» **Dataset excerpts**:
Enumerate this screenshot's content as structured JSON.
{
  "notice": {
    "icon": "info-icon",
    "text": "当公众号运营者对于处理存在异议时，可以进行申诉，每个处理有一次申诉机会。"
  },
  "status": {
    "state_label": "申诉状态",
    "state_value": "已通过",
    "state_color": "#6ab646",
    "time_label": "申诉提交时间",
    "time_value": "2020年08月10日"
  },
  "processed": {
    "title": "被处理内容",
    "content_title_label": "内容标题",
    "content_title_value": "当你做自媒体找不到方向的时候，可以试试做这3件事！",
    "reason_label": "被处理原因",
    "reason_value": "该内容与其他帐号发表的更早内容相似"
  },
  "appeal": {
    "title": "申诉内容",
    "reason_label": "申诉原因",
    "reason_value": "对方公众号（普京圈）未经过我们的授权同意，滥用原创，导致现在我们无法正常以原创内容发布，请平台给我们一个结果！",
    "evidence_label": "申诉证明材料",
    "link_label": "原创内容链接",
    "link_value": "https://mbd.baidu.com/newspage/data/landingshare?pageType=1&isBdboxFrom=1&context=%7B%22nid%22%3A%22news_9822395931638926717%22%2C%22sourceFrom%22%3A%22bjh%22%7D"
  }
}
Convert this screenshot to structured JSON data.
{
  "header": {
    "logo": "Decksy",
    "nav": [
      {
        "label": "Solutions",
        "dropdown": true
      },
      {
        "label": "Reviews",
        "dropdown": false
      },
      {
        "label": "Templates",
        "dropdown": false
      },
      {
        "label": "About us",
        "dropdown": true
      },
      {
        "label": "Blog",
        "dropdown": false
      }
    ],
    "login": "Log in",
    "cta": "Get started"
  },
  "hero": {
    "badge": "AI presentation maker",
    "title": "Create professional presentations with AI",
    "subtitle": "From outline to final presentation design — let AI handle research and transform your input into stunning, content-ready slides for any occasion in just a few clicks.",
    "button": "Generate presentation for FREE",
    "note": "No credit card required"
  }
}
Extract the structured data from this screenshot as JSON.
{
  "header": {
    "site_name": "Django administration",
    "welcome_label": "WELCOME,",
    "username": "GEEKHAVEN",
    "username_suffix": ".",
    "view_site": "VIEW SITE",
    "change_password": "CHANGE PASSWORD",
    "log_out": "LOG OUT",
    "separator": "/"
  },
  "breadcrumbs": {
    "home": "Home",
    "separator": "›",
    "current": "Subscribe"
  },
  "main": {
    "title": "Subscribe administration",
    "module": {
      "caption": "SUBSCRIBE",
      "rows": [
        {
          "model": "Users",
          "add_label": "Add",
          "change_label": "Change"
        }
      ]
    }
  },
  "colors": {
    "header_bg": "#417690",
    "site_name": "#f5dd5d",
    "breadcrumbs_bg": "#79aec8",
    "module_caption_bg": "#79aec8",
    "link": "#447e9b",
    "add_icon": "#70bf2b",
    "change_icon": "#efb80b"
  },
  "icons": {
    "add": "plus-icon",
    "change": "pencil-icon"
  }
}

» **Short problem**:
Write out the full set of records exactly as given.

» **Written answer**:
Enumerate this screenshot's content as structured JSON.
{
  "notice": {
    "icon": "info-icon",
    "text": "当公众号运营者对于处理存在异议时，可以进行申诉，每个处理有一次申诉机会。"
  },
  "status": {
    "state_label": "申诉状态",
    "state_value": "已通过",
    "state_color": "#6ab646",
    "time_label": "申诉提交时间",
    "time_value": "2020年08月10日"
  },
  "processed": {
    "title": "被处理内容",
    "content_title_label": "内容标题",
    "content_title_value": "当你做自媒体找不到方向的时候，可以试试做这3件事！",
    "reason_label": "被处理原因",
    "reason_value": "该内容与其他帐号发表的更早内容相似"
  },
  "appeal": {
    "title": "申诉内容",
    "reason_label": "申诉原因",
    "reason_value": "对方公众号（普京圈）未经过我们的授权同意，滥用原创，导致现在我们无法正常以原创内容发布，请平台给我们一个结果！",
    "evidence_label": "申诉证明材料",
    "link_label": "原创内容链接",
    "link_value": "https://mbd.baidu.com/newspage/data/landingshare?pageType=1&isBdboxFrom=1&context=%7B%22nid%22%3A%22news_9822395931638926717%22%2C%22sourceFrom%22%3A%22bjh%22%7D"
  }
}
Convert this screenshot to structured JSON data.
{
  "header": {
    "logo": "Decksy",
    "nav": [
      {
        "label": "Solutions",
        "dropdown": true
      },
      {
        "label": "Reviews",
        "dropdown": false
      },
      {
        "label": "Templates",
        "dropdown": false
      },
      {
        "label": "About us",
        "dropdown": true
      },
      {
        "label": "Blog",
        "dropdown": false
      }
    ],
    "login": "Log in",
    "cta": "Get started"
  },
  "hero": {
    "badge": "AI presentation maker",
    "title": "Create professional presentations with AI",
    "subtitle": "From outline to final presentation design — let AI handle research and transform your input into stunning, content-ready slides for any occasion in just a few clicks.",
    "button": "Generate presentation for FREE",
    "note": "No credit card required"
  }
}
Extract the structured data from this screenshot as JSON.
{
  "header": {
    "site_name": "Django administration",
    "welcome_label": "WELCOME,",
    "username": "GEEKHAVEN",
    "username_suffix": ".",
    "view_site": "VIEW SITE",
    "change_password": "CHANGE PASSWORD",
    "log_out": "LOG OUT",
    "separator": "/"
  },
  "breadcrumbs": {
    "home": "Home",
    "separator": "›",
    "current": "Subscribe"
  },
  "main": {
    "title": "Subscribe administration",
    "module": {
      "caption": "SUBSCRIBE",
      "rows": [
        {
          "model": "Users",
          "add_label": "Add",
          "change_label": "Change"
        }
      ]
    }
  },
  "colors": {
    "header_bg": "#417690",
    "site_name": "#f5dd5d",
    "breadcrumbs_bg": "#79aec8",
    "module_caption_bg": "#79aec8",
    "link": "#447e9b",
    "add_icon": "#70bf2b",
    "change_icon": "#efb80b"
  },
  "icons": {
    "add": "plus-icon",
    "change": "pencil-icon"
  }
}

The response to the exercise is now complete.